### The exercise
In the data below, find every line with the string "Putrescible" and pull it out.

### Dataset records
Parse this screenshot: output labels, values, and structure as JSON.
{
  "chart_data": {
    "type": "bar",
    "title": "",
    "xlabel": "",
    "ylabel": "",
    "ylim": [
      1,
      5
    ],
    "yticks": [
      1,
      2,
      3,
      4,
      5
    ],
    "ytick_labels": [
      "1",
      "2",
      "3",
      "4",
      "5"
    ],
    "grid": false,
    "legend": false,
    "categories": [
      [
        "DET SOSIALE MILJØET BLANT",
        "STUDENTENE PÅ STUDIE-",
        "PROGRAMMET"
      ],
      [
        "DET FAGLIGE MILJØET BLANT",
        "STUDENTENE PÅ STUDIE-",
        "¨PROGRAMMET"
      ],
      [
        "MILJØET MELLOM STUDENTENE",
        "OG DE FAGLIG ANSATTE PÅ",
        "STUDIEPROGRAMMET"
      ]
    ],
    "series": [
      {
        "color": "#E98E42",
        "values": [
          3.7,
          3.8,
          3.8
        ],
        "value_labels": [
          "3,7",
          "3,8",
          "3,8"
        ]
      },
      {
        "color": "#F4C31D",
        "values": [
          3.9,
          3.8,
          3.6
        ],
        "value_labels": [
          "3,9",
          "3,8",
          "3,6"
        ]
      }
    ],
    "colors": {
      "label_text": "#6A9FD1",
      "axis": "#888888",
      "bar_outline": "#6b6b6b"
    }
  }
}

* * *

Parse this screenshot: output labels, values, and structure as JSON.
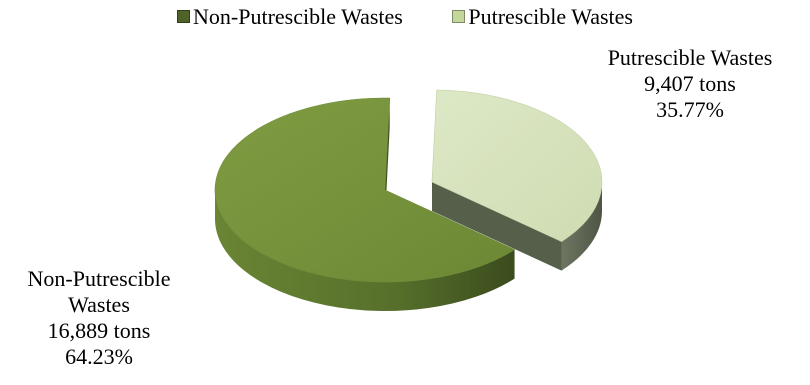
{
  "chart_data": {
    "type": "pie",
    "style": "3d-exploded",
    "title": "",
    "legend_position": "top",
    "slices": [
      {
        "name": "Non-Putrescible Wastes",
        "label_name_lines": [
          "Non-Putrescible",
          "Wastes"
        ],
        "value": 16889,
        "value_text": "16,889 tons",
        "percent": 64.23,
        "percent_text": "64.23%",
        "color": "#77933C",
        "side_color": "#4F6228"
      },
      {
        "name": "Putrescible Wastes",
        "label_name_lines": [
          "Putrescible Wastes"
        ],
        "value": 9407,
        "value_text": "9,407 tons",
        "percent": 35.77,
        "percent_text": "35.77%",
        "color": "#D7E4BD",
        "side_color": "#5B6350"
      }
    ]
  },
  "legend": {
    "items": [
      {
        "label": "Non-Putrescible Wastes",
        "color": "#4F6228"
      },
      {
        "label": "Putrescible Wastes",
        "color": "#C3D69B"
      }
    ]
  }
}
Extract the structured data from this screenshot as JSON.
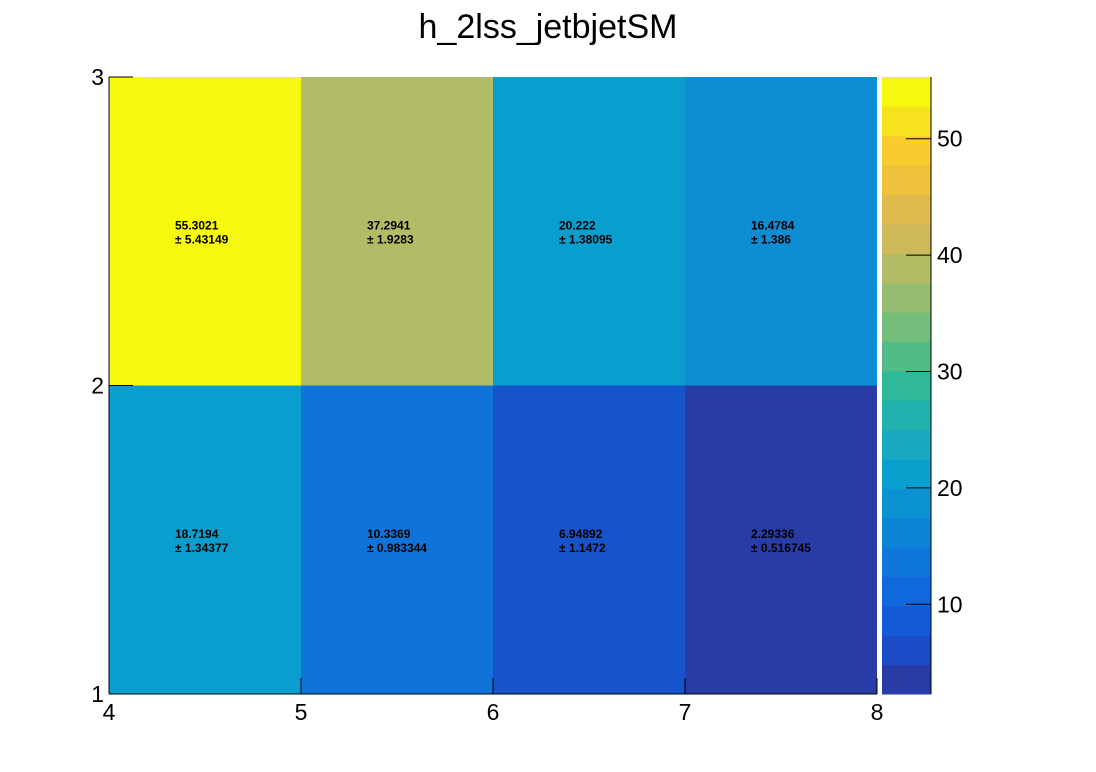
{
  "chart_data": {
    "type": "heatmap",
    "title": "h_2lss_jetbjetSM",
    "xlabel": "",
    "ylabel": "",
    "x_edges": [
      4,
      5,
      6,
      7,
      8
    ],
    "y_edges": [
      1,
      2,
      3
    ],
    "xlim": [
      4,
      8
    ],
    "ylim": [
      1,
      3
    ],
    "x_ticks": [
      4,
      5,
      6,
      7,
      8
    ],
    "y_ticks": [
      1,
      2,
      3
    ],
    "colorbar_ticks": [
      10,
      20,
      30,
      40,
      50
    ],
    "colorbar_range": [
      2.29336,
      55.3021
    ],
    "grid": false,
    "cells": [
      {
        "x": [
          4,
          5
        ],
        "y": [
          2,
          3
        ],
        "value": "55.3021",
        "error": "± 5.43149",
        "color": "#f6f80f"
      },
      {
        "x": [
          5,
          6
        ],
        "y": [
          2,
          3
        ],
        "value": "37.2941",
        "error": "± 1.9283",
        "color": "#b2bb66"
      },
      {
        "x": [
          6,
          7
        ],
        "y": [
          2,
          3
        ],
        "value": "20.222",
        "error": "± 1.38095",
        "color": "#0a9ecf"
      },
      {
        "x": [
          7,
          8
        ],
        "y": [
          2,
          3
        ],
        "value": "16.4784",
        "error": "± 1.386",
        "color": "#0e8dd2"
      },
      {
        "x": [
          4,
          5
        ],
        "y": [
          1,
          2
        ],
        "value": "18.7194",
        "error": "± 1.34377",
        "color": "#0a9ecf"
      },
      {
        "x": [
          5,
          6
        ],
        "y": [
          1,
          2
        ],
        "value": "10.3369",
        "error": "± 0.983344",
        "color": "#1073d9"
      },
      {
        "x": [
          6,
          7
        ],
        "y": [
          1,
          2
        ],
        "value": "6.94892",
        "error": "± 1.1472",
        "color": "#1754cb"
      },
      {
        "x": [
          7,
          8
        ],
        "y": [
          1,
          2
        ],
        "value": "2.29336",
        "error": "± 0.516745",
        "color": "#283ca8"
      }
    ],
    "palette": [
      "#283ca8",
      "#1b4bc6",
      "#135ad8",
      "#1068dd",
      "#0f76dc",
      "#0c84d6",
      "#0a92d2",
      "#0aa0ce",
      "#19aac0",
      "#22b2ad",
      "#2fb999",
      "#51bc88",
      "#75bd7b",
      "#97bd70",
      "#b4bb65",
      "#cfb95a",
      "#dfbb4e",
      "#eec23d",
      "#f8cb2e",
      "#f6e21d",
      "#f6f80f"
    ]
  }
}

### The reply
        "name": "Non-Putrescible Wastes",
          "Non-Putrescible",
        "name": "Putrescible Wastes",
          "Putrescible Wastes"
        "label": "Non-Putrescible Wastes",
        "label": "Putrescible Wastes",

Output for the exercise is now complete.